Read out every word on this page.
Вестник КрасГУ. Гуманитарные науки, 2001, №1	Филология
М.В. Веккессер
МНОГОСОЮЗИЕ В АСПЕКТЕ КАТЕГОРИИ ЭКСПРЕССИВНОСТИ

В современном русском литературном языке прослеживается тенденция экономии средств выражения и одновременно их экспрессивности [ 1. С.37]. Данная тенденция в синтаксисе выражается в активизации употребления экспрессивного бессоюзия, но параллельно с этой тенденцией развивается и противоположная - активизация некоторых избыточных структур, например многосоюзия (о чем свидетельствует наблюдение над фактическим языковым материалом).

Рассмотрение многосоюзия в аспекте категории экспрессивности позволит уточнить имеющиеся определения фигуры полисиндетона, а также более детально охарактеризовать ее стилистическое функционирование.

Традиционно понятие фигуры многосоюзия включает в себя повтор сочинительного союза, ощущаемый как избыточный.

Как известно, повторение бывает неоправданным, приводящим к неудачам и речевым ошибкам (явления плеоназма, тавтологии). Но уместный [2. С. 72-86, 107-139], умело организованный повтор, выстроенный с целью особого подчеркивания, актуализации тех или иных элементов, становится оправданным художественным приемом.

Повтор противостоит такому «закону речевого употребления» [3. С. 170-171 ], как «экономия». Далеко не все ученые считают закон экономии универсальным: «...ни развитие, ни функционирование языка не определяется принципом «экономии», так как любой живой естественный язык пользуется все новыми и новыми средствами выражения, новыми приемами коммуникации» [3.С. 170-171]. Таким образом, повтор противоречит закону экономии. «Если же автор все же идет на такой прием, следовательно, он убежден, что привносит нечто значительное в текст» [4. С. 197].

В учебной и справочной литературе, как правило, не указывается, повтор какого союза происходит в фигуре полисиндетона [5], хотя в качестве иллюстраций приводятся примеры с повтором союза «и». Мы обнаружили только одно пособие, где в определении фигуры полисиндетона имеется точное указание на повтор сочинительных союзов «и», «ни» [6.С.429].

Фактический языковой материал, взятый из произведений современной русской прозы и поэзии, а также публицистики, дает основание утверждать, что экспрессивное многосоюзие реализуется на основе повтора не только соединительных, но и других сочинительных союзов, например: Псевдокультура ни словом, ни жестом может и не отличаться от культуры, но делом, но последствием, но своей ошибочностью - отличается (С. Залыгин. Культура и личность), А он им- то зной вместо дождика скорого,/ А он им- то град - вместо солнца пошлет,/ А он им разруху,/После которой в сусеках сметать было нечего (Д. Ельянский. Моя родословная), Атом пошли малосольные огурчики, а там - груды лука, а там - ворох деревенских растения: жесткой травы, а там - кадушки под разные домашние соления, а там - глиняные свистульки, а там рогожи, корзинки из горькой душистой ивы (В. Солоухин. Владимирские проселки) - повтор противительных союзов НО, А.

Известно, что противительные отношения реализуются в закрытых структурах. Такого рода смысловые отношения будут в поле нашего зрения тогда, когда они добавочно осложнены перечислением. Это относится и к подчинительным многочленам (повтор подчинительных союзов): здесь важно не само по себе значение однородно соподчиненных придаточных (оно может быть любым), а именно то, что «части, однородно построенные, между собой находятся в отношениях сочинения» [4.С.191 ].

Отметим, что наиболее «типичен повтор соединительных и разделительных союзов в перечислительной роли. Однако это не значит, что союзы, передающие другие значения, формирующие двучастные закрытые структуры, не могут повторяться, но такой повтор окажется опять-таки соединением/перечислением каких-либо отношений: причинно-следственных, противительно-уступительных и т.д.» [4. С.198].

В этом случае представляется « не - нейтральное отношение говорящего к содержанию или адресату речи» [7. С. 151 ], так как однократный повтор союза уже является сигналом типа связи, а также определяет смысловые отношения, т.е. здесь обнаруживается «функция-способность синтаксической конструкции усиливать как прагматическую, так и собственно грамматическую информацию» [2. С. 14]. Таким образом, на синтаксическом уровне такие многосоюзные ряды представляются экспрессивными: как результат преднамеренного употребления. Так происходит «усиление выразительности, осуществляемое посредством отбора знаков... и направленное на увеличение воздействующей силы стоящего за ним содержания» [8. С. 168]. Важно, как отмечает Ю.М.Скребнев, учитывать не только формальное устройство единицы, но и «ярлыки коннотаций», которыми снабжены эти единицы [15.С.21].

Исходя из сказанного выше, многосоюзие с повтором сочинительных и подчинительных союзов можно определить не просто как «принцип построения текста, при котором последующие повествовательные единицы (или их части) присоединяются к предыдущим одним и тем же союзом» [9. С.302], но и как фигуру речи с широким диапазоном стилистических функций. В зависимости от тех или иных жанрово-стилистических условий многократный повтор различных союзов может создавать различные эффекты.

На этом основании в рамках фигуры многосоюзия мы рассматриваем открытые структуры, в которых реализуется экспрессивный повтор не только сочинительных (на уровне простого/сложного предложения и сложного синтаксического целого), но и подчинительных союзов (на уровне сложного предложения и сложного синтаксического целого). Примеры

_ _ _ _

Please quote the records above exactly, without skipping a line.

-- Response to the exercise --
Read out every word on this page.
Вестник КрасГУ. Гуманитарные науки, 2001, №1	Филология
М.В. Веккессер
МНОГОСОЮЗИЕ В АСПЕКТЕ КАТЕГОРИИ ЭКСПРЕССИВНОСТИ

В современном русском литературном языке прослеживается тенденция экономии средств выражения и одновременно их экспрессивности [ 1. С.37]. Данная тенденция в синтаксисе выражается в активизации употребления экспрессивного бессоюзия, но параллельно с этой тенденцией развивается и противоположная - активизация некоторых избыточных структур, например многосоюзия (о чем свидетельствует наблюдение над фактическим языковым материалом).

Рассмотрение многосоюзия в аспекте категории экспрессивности позволит уточнить имеющиеся определения фигуры полисиндетона, а также более детально охарактеризовать ее стилистическое функционирование.

Традиционно понятие фигуры многосоюзия включает в себя повтор сочинительного союза, ощущаемый как избыточный.

Как известно, повторение бывает неоправданным, приводящим к неудачам и речевым ошибкам (явления плеоназма, тавтологии). Но уместный [2. С. 72-86, 107-139], умело организованный повтор, выстроенный с целью особого подчеркивания, актуализации тех или иных элементов, становится оправданным художественным приемом.

Повтор противостоит такому «закону речевого употребления» [3. С. 170-171 ], как «экономия». Далеко не все ученые считают закон экономии универсальным: «...ни развитие, ни функционирование языка не определяется принципом «экономии», так как любой живой естественный язык пользуется все новыми и новыми средствами выражения, новыми приемами коммуникации» [3.С. 170-171]. Таким образом, повтор противоречит закону экономии. «Если же автор все же идет на такой прием, следовательно, он убежден, что привносит нечто значительное в текст» [4. С. 197].

В учебной и справочной литературе, как правило, не указывается, повтор какого союза происходит в фигуре полисиндетона [5], хотя в качестве иллюстраций приводятся примеры с повтором союза «и». Мы обнаружили только одно пособие, где в определении фигуры полисиндетона имеется точное указание на повтор сочинительных союзов «и», «ни» [6.С.429].

Фактический языковой материал, взятый из произведений современной русской прозы и поэзии, а также публицистики, дает основание утверждать, что экспрессивное многосоюзие реализуется на основе повтора не только соединительных, но и других сочинительных союзов, например: Псевдокультура ни словом, ни жестом может и не отличаться от культуры, но делом, но последствием, но своей ошибочностью - отличается (С. Залыгин. Культура и личность), А он им- то зной вместо дождика скорого,/ А он им- то град - вместо солнца пошлет,/ А он им разруху,/После которой в сусеках сметать было нечего (Д. Ельянский. Моя родословная), Атом пошли малосольные огурчики, а там - груды лука, а там - ворох деревенских растения: жесткой травы, а там - кадушки под разные домашние соления, а там - глиняные свистульки, а там рогожи, корзинки из горькой душистой ивы (В. Солоухин. Владимирские проселки) - повтор противительных союзов НО, А.

Известно, что противительные отношения реализуются в закрытых структурах. Такого рода смысловые отношения будут в поле нашего зрения тогда, когда они добавочно осложнены перечислением. Это относится и к подчинительным многочленам (повтор подчинительных союзов): здесь важно не само по себе значение однородно соподчиненных придаточных (оно может быть любым), а именно то, что «части, однородно построенные, между собой находятся в отношениях сочинения» [4.С.191 ].

Отметим, что наиболее «типичен повтор соединительных и разделительных союзов в перечислительной роли. Однако это не значит, что союзы, передающие другие значения, формирующие двучастные закрытые структуры, не могут повторяться, но такой повтор окажется опять-таки соединением/перечислением каких-либо отношений: причинно-следственных, противительно-уступительных и т.д.» [4. С.198].

В этом случае представляется « не - нейтральное отношение говорящего к содержанию или адресату речи» [7. С. 151 ], так как однократный повтор союза уже является сигналом типа связи, а также определяет смысловые отношения, т.е. здесь обнаруживается «функция-способность синтаксической конструкции усиливать как прагматическую, так и собственно грамматическую информацию» [2. С. 14]. Таким образом, на синтаксическом уровне такие многосоюзные ряды представляются экспрессивными: как результат преднамеренного употребления. Так происходит «усиление выразительности, осуществляемое посредством отбора знаков... и направленное на увеличение воздействующей силы стоящего за ним содержания» [8. С. 168]. Важно, как отмечает Ю.М.Скребнев, учитывать не только формальное устройство единицы, но и «ярлыки коннотаций», которыми снабжены эти единицы [15.С.21].

Исходя из сказанного выше, многосоюзие с повтором сочинительных и подчинительных союзов можно определить не просто как «принцип построения текста, при котором последующие повествовательные единицы (или их части) присоединяются к предыдущим одним и тем же союзом» [9. С.302], но и как фигуру речи с широким диапазоном стилистических функций. В зависимости от тех или иных жанрово-стилистических условий многократный повтор различных союзов может создавать различные эффекты.

На этом основании в рамках фигуры многосоюзия мы рассматриваем открытые структуры, в которых реализуется экспрессивный повтор не только сочинительных (на уровне простого/сложного предложения и сложного синтаксического целого), но и подчинительных союзов (на уровне сложного предложения и сложного синтаксического целого). Примеры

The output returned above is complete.